** Given problem **
Return the material exactly as supplied, apart from the pictures, which are omitted.

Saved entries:
□ □ □ □ □
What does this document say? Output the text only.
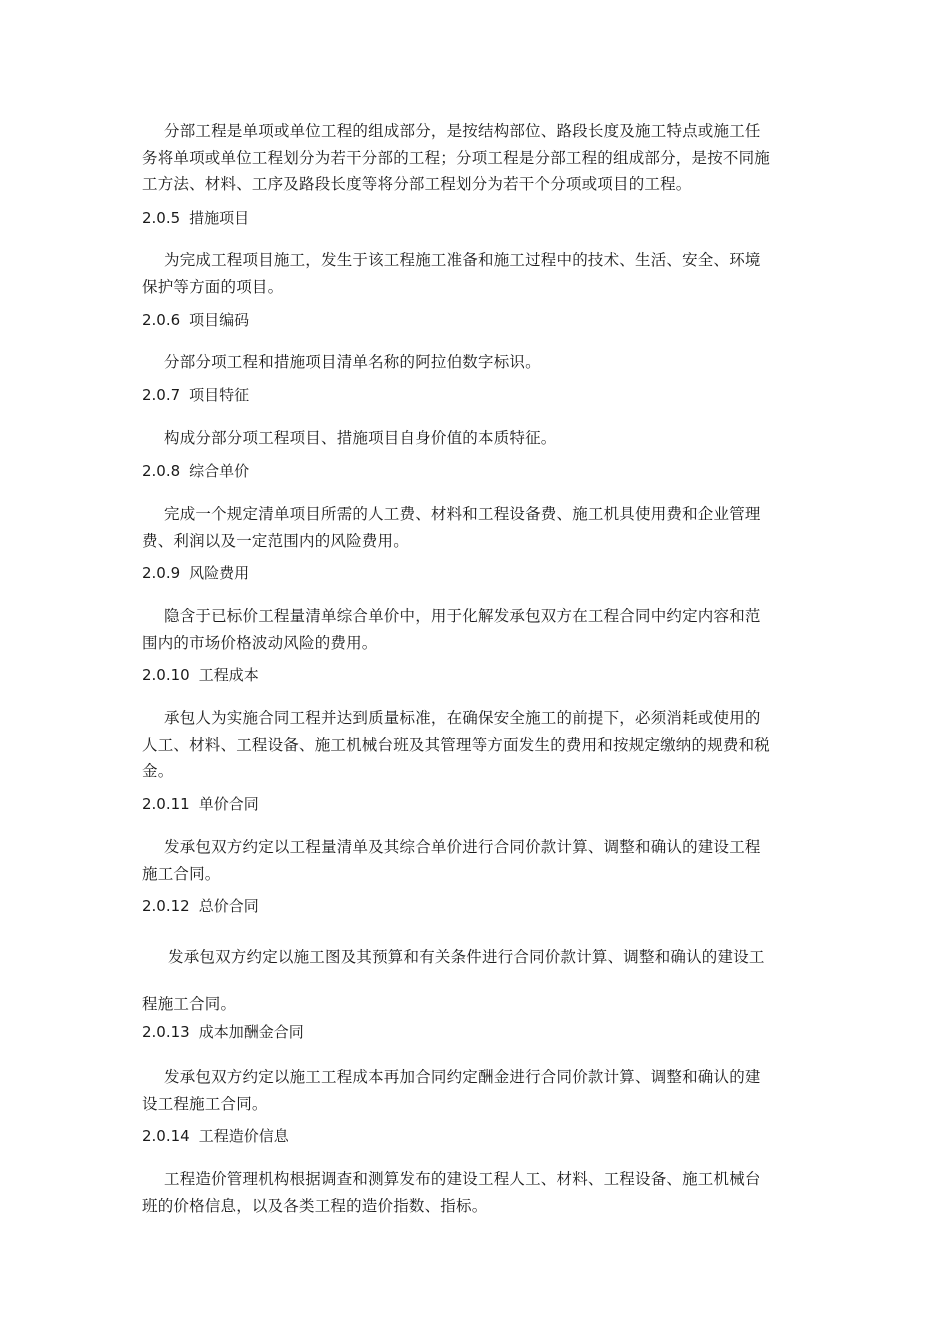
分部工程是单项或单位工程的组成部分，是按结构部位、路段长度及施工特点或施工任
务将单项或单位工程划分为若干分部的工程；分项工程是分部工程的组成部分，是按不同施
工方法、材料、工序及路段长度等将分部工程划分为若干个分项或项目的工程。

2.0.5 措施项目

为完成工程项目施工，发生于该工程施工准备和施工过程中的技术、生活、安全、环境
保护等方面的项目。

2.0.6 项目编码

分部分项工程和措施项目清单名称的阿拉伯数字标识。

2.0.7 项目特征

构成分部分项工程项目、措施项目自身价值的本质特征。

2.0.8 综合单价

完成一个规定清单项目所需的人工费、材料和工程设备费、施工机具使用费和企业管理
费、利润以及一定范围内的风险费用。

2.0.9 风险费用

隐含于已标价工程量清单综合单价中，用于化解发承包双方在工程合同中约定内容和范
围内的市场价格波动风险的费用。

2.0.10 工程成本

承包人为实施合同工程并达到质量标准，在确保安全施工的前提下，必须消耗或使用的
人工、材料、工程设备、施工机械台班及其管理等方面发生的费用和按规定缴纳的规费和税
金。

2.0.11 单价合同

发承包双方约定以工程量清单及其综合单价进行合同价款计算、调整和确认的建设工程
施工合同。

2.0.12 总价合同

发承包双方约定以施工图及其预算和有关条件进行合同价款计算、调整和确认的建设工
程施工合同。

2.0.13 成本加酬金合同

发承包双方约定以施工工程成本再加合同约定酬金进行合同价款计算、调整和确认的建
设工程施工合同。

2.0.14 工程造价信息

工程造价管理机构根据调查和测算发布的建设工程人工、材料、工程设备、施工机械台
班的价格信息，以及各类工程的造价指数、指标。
□ □ □ □ □
** Expected output **
What does this document say? Output the text only.
分部工程是单项或单位工程的组成部分，是按结构部位、路段长度及施工特点或施工任
务将单项或单位工程划分为若干分部的工程；分项工程是分部工程的组成部分，是按不同施
工方法、材料、工序及路段长度等将分部工程划分为若干个分项或项目的工程。

2.0.5 措施项目

为完成工程项目施工，发生于该工程施工准备和施工过程中的技术、生活、安全、环境
保护等方面的项目。

2.0.6 项目编码

分部分项工程和措施项目清单名称的阿拉伯数字标识。

2.0.7 项目特征

构成分部分项工程项目、措施项目自身价值的本质特征。

2.0.8 综合单价

完成一个规定清单项目所需的人工费、材料和工程设备费、施工机具使用费和企业管理
费、利润以及一定范围内的风险费用。

2.0.9 风险费用

隐含于已标价工程量清单综合单价中，用于化解发承包双方在工程合同中约定内容和范
围内的市场价格波动风险的费用。

2.0.10 工程成本

承包人为实施合同工程并达到质量标准，在确保安全施工的前提下，必须消耗或使用的
人工、材料、工程设备、施工机械台班及其管理等方面发生的费用和按规定缴纳的规费和税
金。

2.0.11 单价合同

发承包双方约定以工程量清单及其综合单价进行合同价款计算、调整和确认的建设工程
施工合同。

2.0.12 总价合同

发承包双方约定以施工图及其预算和有关条件进行合同价款计算、调整和确认的建设工
程施工合同。

2.0.13 成本加酬金合同

发承包双方约定以施工工程成本再加合同约定酬金进行合同价款计算、调整和确认的建
设工程施工合同。

2.0.14 工程造价信息

工程造价管理机构根据调查和测算发布的建设工程人工、材料、工程设备、施工机械台
班的价格信息，以及各类工程的造价指数、指标。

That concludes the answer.